START Dataset
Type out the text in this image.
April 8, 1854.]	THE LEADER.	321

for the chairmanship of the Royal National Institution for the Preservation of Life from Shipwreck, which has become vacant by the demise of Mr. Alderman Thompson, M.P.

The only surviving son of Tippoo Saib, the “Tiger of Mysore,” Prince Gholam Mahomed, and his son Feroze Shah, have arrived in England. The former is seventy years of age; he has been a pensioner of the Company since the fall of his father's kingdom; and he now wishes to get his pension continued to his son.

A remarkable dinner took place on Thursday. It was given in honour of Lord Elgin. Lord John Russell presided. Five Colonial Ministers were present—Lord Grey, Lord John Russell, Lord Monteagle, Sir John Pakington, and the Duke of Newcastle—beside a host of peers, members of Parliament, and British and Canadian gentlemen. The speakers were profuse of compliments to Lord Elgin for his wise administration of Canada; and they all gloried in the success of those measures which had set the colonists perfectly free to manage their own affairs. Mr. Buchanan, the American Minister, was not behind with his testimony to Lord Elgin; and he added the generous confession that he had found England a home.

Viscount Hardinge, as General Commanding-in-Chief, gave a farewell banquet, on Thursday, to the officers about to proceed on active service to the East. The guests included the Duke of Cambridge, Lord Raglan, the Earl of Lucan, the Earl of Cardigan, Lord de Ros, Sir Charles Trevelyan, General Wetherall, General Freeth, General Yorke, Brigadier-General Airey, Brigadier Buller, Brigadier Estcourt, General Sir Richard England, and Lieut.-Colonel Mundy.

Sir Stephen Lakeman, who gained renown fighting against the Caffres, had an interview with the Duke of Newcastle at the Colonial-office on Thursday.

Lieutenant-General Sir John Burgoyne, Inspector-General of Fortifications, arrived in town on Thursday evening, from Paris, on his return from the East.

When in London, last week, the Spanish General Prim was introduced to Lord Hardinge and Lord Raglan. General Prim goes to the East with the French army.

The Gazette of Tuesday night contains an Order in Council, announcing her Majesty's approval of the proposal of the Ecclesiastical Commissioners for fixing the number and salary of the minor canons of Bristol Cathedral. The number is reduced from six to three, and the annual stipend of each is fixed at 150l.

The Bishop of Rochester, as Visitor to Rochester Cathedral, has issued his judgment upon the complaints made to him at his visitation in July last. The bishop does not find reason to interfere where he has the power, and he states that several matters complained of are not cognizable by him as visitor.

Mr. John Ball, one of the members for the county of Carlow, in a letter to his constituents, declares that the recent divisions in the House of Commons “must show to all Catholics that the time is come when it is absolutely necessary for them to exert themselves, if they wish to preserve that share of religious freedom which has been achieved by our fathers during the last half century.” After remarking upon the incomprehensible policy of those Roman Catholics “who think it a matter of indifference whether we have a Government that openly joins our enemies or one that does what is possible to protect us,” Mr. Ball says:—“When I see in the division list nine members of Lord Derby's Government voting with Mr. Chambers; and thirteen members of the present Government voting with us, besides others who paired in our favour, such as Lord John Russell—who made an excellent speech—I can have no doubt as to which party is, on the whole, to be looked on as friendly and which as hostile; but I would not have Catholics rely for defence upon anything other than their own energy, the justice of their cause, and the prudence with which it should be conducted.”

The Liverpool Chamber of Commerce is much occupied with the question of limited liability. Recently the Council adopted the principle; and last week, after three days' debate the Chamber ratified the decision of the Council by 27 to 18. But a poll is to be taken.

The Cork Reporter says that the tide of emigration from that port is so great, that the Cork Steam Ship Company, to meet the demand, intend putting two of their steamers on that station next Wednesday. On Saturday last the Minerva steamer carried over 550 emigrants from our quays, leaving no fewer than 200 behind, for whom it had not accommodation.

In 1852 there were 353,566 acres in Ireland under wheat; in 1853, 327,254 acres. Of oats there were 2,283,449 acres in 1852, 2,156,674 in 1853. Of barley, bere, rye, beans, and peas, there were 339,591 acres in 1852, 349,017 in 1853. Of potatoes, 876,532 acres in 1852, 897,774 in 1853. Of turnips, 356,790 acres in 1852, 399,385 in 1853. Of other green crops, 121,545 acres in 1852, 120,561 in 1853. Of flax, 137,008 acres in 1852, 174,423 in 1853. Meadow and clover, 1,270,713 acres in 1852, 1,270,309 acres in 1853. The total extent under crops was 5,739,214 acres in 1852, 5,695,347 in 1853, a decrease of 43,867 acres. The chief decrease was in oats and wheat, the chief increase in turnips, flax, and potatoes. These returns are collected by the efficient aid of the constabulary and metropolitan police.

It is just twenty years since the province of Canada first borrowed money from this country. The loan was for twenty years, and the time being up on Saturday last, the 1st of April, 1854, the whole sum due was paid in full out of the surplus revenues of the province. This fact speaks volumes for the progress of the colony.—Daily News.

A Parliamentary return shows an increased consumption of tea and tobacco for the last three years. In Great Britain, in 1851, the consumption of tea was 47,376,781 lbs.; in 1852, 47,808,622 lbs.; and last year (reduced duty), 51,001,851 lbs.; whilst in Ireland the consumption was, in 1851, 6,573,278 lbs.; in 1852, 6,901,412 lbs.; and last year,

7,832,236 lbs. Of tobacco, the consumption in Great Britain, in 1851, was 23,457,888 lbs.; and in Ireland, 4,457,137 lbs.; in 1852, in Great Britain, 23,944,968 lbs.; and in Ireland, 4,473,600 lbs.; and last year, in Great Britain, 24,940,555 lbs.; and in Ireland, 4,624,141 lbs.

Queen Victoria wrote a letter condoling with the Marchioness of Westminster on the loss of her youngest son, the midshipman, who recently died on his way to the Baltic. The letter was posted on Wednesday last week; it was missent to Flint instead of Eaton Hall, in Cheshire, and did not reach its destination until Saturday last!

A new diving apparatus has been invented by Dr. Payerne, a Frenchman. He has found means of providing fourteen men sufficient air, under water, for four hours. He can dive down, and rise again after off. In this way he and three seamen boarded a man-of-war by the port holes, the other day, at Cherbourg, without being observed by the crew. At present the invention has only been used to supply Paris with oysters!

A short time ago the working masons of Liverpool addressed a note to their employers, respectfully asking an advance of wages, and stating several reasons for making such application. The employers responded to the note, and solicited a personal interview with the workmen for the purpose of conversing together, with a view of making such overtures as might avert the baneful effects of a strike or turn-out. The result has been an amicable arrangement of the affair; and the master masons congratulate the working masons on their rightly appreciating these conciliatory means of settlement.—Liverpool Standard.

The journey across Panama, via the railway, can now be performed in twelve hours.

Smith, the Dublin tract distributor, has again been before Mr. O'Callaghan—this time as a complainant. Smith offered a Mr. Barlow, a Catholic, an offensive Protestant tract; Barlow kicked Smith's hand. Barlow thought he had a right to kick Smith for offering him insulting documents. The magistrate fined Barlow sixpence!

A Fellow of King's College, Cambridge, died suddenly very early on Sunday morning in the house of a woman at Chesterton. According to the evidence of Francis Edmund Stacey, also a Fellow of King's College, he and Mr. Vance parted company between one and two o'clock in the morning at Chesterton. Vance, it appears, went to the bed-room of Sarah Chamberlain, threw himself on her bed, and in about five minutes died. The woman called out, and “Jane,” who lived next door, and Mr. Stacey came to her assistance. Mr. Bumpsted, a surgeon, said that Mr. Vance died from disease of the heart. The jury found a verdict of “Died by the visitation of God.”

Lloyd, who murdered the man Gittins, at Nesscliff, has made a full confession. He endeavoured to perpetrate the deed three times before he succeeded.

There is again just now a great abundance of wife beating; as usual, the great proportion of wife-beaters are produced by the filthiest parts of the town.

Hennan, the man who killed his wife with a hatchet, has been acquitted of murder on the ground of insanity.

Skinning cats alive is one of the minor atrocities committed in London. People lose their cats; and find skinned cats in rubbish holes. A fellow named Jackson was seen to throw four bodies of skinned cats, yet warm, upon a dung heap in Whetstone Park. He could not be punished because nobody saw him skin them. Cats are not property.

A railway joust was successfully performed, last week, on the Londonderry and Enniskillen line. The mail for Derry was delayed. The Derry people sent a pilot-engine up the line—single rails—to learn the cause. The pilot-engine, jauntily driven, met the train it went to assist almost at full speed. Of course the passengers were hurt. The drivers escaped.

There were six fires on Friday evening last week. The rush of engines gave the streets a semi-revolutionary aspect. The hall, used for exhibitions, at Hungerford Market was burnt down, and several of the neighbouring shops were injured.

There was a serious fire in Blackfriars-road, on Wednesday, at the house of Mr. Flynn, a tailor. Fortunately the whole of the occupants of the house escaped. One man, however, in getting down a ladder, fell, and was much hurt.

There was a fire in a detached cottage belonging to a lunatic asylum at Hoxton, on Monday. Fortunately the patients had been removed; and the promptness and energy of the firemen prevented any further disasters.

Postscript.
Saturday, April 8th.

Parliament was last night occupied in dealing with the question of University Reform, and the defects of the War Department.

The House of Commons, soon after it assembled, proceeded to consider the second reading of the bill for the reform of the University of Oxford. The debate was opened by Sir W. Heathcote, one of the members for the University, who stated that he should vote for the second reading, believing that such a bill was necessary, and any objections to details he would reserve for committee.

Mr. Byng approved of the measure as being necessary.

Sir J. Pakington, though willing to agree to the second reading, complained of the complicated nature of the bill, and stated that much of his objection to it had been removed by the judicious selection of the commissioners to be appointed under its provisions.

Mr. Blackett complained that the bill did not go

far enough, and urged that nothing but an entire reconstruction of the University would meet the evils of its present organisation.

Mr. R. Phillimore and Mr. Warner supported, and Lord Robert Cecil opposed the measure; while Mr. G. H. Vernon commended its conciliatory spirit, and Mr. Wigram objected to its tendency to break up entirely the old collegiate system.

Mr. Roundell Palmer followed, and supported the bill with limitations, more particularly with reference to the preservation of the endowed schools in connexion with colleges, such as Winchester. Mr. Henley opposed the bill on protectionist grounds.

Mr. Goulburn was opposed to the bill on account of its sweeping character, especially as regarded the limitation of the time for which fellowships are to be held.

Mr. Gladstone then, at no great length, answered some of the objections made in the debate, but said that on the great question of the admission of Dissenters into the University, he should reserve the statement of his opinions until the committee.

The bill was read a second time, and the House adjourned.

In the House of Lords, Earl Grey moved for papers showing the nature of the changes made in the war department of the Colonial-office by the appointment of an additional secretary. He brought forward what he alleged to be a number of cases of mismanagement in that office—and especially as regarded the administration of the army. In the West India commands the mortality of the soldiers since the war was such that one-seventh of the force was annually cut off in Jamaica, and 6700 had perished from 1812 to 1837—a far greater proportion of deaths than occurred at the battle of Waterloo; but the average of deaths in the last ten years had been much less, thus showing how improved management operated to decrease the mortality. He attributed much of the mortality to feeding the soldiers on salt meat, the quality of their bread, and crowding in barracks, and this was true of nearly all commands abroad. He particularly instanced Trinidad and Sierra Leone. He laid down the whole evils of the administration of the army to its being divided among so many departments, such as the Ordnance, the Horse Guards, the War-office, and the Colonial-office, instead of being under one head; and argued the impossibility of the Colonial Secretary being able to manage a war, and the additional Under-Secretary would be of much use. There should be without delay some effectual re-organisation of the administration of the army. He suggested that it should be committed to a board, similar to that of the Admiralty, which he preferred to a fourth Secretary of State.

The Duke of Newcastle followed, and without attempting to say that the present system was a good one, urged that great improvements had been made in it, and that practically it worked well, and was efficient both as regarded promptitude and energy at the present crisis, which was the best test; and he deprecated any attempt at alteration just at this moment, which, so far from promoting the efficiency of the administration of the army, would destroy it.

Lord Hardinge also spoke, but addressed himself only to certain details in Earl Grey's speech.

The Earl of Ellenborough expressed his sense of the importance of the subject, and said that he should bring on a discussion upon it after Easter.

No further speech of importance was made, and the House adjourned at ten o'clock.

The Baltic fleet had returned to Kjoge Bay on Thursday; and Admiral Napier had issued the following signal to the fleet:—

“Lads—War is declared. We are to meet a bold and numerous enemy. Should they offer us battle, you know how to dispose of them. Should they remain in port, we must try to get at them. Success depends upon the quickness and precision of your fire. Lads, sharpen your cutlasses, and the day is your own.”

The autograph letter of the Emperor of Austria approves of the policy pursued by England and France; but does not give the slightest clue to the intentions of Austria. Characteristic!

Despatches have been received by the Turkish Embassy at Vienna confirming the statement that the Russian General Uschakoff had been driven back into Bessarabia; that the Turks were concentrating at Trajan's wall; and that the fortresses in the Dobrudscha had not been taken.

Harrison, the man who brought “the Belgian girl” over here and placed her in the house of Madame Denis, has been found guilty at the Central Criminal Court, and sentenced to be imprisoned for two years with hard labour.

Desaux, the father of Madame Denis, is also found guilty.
END Dataset
Assignment ▸
The answer must be every line from the records above that contains "conciliatory".

Completed exercise ▸
A short time ago the working masons of Liverpool addressed a note to their employers, respectfully asking an advance of wages, and stating several reasons for making such application. The employers responded to the note, and solicited a personal interview with the workmen for the purpose of conversing together, with a view of making such overtures as might avert the baneful effects of a strike or turn-out. The result has been an amicable arrangement of the affair; and the master masons congratulate the working masons on their rightly appreciating these conciliatory means of settlement.—Liverpool Standard.
Mr. R. Phillimore and Mr. Warner supported, and Lord Robert Cecil opposed the measure; while Mr. G. H. Vernon commended its conciliatory spirit, and Mr. Wigram objected to its tendency to break up entirely the old collegiate system.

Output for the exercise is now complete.